• Problem details
Only the pictures are to be left out; set down the rest of the records exactly.

• Excerpt from a dataset

========================================

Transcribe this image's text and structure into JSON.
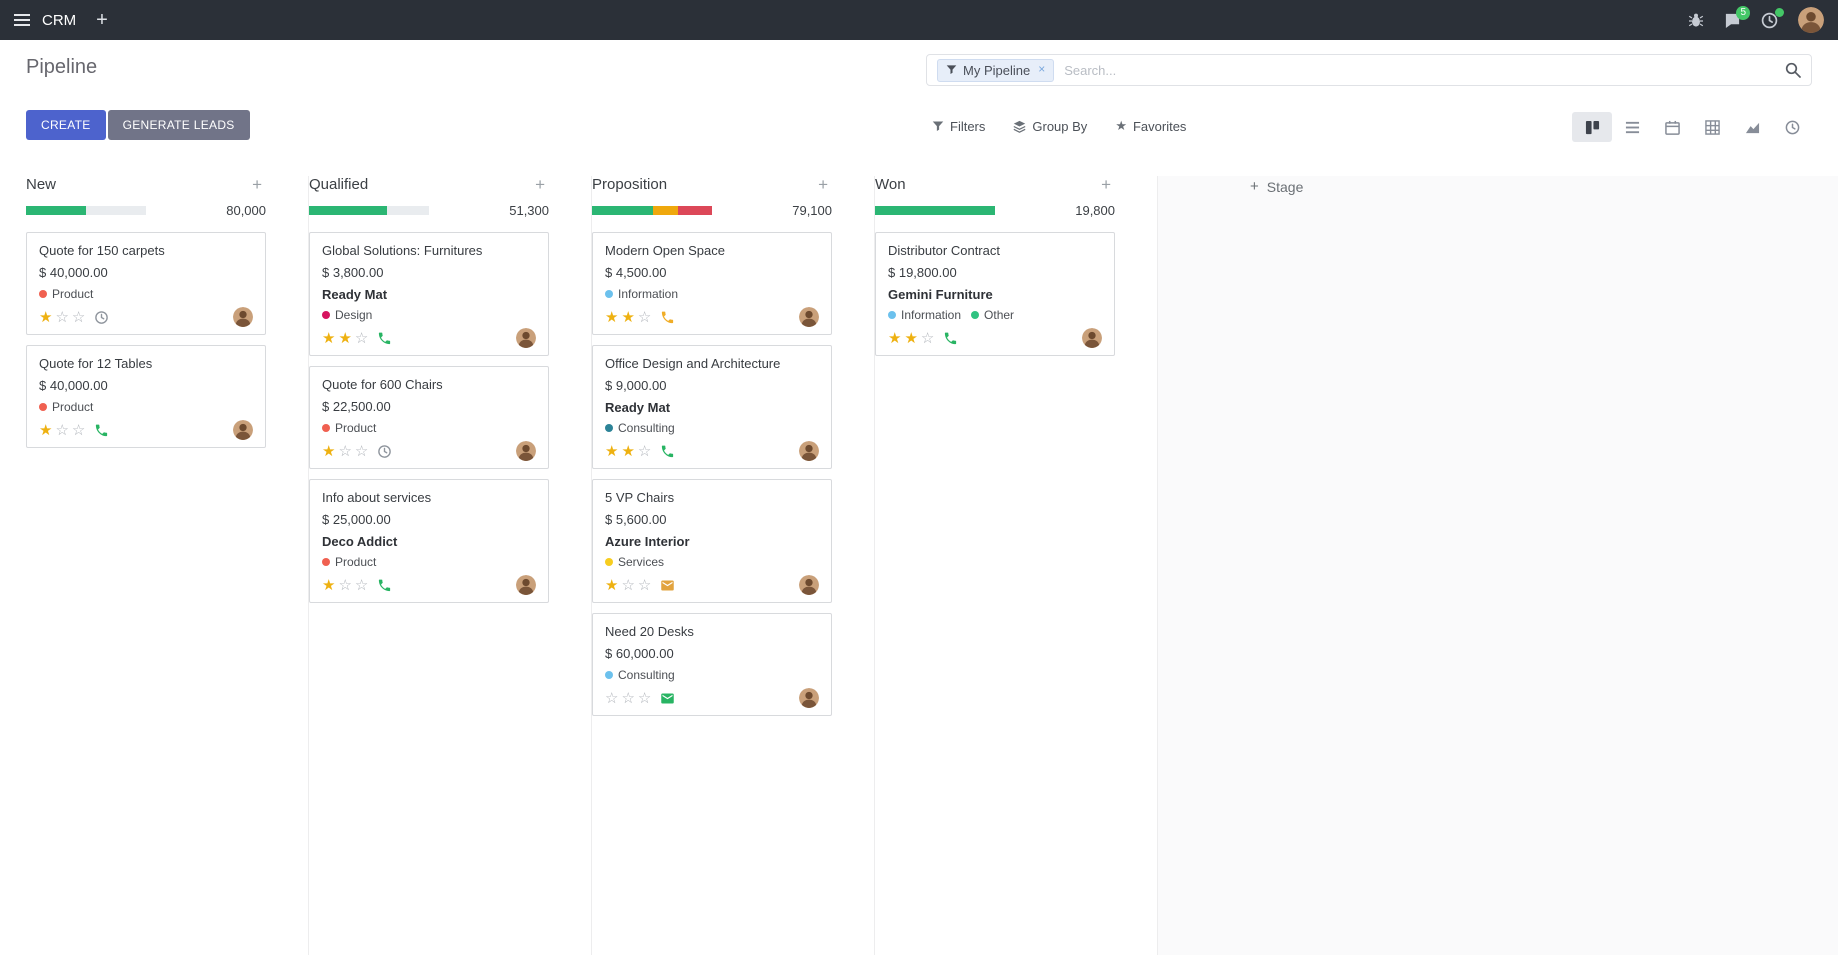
{
  "icons": {
    "plus": "+",
    "close": "×",
    "star": "★"
  },
  "topbar": {
    "app_name": "CRM",
    "message_badge": "5"
  },
  "control_panel": {
    "title": "Pipeline",
    "search": {
      "facet_label": "My Pipeline",
      "placeholder": "Search..."
    },
    "create_label": "CREATE",
    "generate_leads_label": "GENERATE LEADS",
    "filters_label": "Filters",
    "group_by_label": "Group By",
    "favorites_label": "Favorites"
  },
  "kanban": {
    "add_stage_label": "Stage",
    "colors": {
      "success": "#2bb673",
      "warning": "#efa80d",
      "danger": "#dc4858"
    },
    "columns": [
      {
        "name": "New",
        "total": "80,000",
        "progress": [
          {
            "type": "success",
            "pct": 50
          }
        ],
        "cards": [
          {
            "title": "Quote for 150 carpets",
            "amount": "$ 40,000.00",
            "partner": "",
            "tags": [
              {
                "label": "Product",
                "color": "#f06050"
              }
            ],
            "stars": 1,
            "activity": {
              "icon": "clock",
              "color": "#8f959d"
            }
          },
          {
            "title": "Quote for 12 Tables",
            "amount": "$ 40,000.00",
            "partner": "",
            "tags": [
              {
                "label": "Product",
                "color": "#f06050"
              }
            ],
            "stars": 1,
            "activity": {
              "icon": "phone",
              "color": "#28b463"
            }
          }
        ]
      },
      {
        "name": "Qualified",
        "total": "51,300",
        "progress": [
          {
            "type": "success",
            "pct": 65
          }
        ],
        "cards": [
          {
            "title": "Global Solutions: Furnitures",
            "amount": "$ 3,800.00",
            "partner": "Ready Mat",
            "tags": [
              {
                "label": "Design",
                "color": "#d6145f"
              }
            ],
            "stars": 2,
            "activity": {
              "icon": "phone",
              "color": "#28b463"
            }
          },
          {
            "title": "Quote for 600 Chairs",
            "amount": "$ 22,500.00",
            "partner": "",
            "tags": [
              {
                "label": "Product",
                "color": "#f06050"
              }
            ],
            "stars": 1,
            "activity": {
              "icon": "clock",
              "color": "#8f959d"
            }
          },
          {
            "title": "Info about services",
            "amount": "$ 25,000.00",
            "partner": "Deco Addict",
            "tags": [
              {
                "label": "Product",
                "color": "#f06050"
              }
            ],
            "stars": 1,
            "activity": {
              "icon": "phone",
              "color": "#28b463"
            }
          }
        ]
      },
      {
        "name": "Proposition",
        "total": "79,100",
        "progress": [
          {
            "type": "success",
            "pct": 51
          },
          {
            "type": "warning",
            "pct": 21
          },
          {
            "type": "danger",
            "pct": 28
          }
        ],
        "cards": [
          {
            "title": "Modern Open Space",
            "amount": "$ 4,500.00",
            "partner": "",
            "tags": [
              {
                "label": "Information",
                "color": "#6cc1ed"
              }
            ],
            "stars": 2,
            "activity": {
              "icon": "phone",
              "color": "#f0ad27"
            }
          },
          {
            "title": "Office Design and Architecture",
            "amount": "$ 9,000.00",
            "partner": "Ready Mat",
            "tags": [
              {
                "label": "Consulting",
                "color": "#2c8397"
              }
            ],
            "stars": 2,
            "activity": {
              "icon": "phone",
              "color": "#28b463"
            }
          },
          {
            "title": "5 VP Chairs",
            "amount": "$ 5,600.00",
            "partner": "Azure Interior",
            "tags": [
              {
                "label": "Services",
                "color": "#f7cd1f"
              }
            ],
            "stars": 1,
            "activity": {
              "icon": "envelope",
              "color": "#e2a33e"
            }
          },
          {
            "title": "Need 20 Desks",
            "amount": "$ 60,000.00",
            "partner": "",
            "tags": [
              {
                "label": "Consulting",
                "color": "#6cc1ed"
              }
            ],
            "stars": 0,
            "activity": {
              "icon": "envelope",
              "color": "#28b463"
            }
          }
        ]
      },
      {
        "name": "Won",
        "total": "19,800",
        "progress": [
          {
            "type": "success",
            "pct": 100
          }
        ],
        "cards": [
          {
            "title": "Distributor Contract",
            "amount": "$ 19,800.00",
            "partner": "Gemini Furniture",
            "tags": [
              {
                "label": "Information",
                "color": "#6cc1ed"
              },
              {
                "label": "Other",
                "color": "#30c381"
              }
            ],
            "stars": 2,
            "activity": {
              "icon": "phone",
              "color": "#28b463"
            }
          }
        ]
      }
    ]
  }
}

========================================

• Response for this exercise
Transcribe this image's text and structure into JSON.
{
  "icons": {
    "plus": "+",
    "close": "×",
    "star": "★"
  },
  "topbar": {
    "app_name": "CRM",
    "message_badge": "5"
  },
  "control_panel": {
    "title": "Pipeline",
    "search": {
      "facet_label": "My Pipeline",
      "placeholder": "Search..."
    },
    "create_label": "CREATE",
    "generate_leads_label": "GENERATE LEADS",
    "filters_label": "Filters",
    "group_by_label": "Group By",
    "favorites_label": "Favorites"
  },
  "kanban": {
    "add_stage_label": "Stage",
    "colors": {
      "success": "#2bb673",
      "warning": "#efa80d",
      "danger": "#dc4858"
    },
    "columns": [
      {
        "name": "New",
        "total": "80,000",
        "progress": [
          {
            "type": "success",
            "pct": 50
          }
        ],
        "cards": [
          {
            "title": "Quote for 150 carpets",
            "amount": "$ 40,000.00",
            "partner": "",
            "tags": [
              {
                "label": "Product",
                "color": "#f06050"
              }
            ],
            "stars": 1,
            "activity": {
              "icon": "clock",
              "color": "#8f959d"
            }
          },
          {
            "title": "Quote for 12 Tables",
            "amount": "$ 40,000.00",
            "partner": "",
            "tags": [
              {
                "label": "Product",
                "color": "#f06050"
              }
            ],
            "stars": 1,
            "activity": {
              "icon": "phone",
              "color": "#28b463"
            }
          }
        ]
      },
      {
        "name": "Qualified",
        "total": "51,300",
        "progress": [
          {
            "type": "success",
            "pct": 65
          }
        ],
        "cards": [
          {
            "title": "Global Solutions: Furnitures",
            "amount": "$ 3,800.00",
            "partner": "Ready Mat",
            "tags": [
              {
                "label": "Design",
                "color": "#d6145f"
              }
            ],
            "stars": 2,
            "activity": {
              "icon": "phone",
              "color": "#28b463"
            }
          },
          {
            "title": "Quote for 600 Chairs",
            "amount": "$ 22,500.00",
            "partner": "",
            "tags": [
              {
                "label": "Product",
                "color": "#f06050"
              }
            ],
            "stars": 1,
            "activity": {
              "icon": "clock",
              "color": "#8f959d"
            }
          },
          {
            "title": "Info about services",
            "amount": "$ 25,000.00",
            "partner": "Deco Addict",
            "tags": [
              {
                "label": "Product",
                "color": "#f06050"
              }
            ],
            "stars": 1,
            "activity": {
              "icon": "phone",
              "color": "#28b463"
            }
          }
        ]
      },
      {
        "name": "Proposition",
        "total": "79,100",
        "progress": [
          {
            "type": "success",
            "pct": 51
          },
          {
            "type": "warning",
            "pct": 21
          },
          {
            "type": "danger",
            "pct": 28
          }
        ],
        "cards": [
          {
            "title": "Modern Open Space",
            "amount": "$ 4,500.00",
            "partner": "",
            "tags": [
              {
                "label": "Information",
                "color": "#6cc1ed"
              }
            ],
            "stars": 2,
            "activity": {
              "icon": "phone",
              "color": "#f0ad27"
            }
          },
          {
            "title": "Office Design and Architecture",
            "amount": "$ 9,000.00",
            "partner": "Ready Mat",
            "tags": [
              {
                "label": "Consulting",
                "color": "#2c8397"
              }
            ],
            "stars": 2,
            "activity": {
              "icon": "phone",
              "color": "#28b463"
            }
          },
          {
            "title": "5 VP Chairs",
            "amount": "$ 5,600.00",
            "partner": "Azure Interior",
            "tags": [
              {
                "label": "Services",
                "color": "#f7cd1f"
              }
            ],
            "stars": 1,
            "activity": {
              "icon": "envelope",
              "color": "#e2a33e"
            }
          },
          {
            "title": "Need 20 Desks",
            "amount": "$ 60,000.00",
            "partner": "",
            "tags": [
              {
                "label": "Consulting",
                "color": "#6cc1ed"
              }
            ],
            "stars": 0,
            "activity": {
              "icon": "envelope",
              "color": "#28b463"
            }
          }
        ]
      },
      {
        "name": "Won",
        "total": "19,800",
        "progress": [
          {
            "type": "success",
            "pct": 100
          }
        ],
        "cards": [
          {
            "title": "Distributor Contract",
            "amount": "$ 19,800.00",
            "partner": "Gemini Furniture",
            "tags": [
              {
                "label": "Information",
                "color": "#6cc1ed"
              },
              {
                "label": "Other",
                "color": "#30c381"
              }
            ],
            "stars": 2,
            "activity": {
              "icon": "phone",
              "color": "#28b463"
            }
          }
        ]
      }
    ]
  }
}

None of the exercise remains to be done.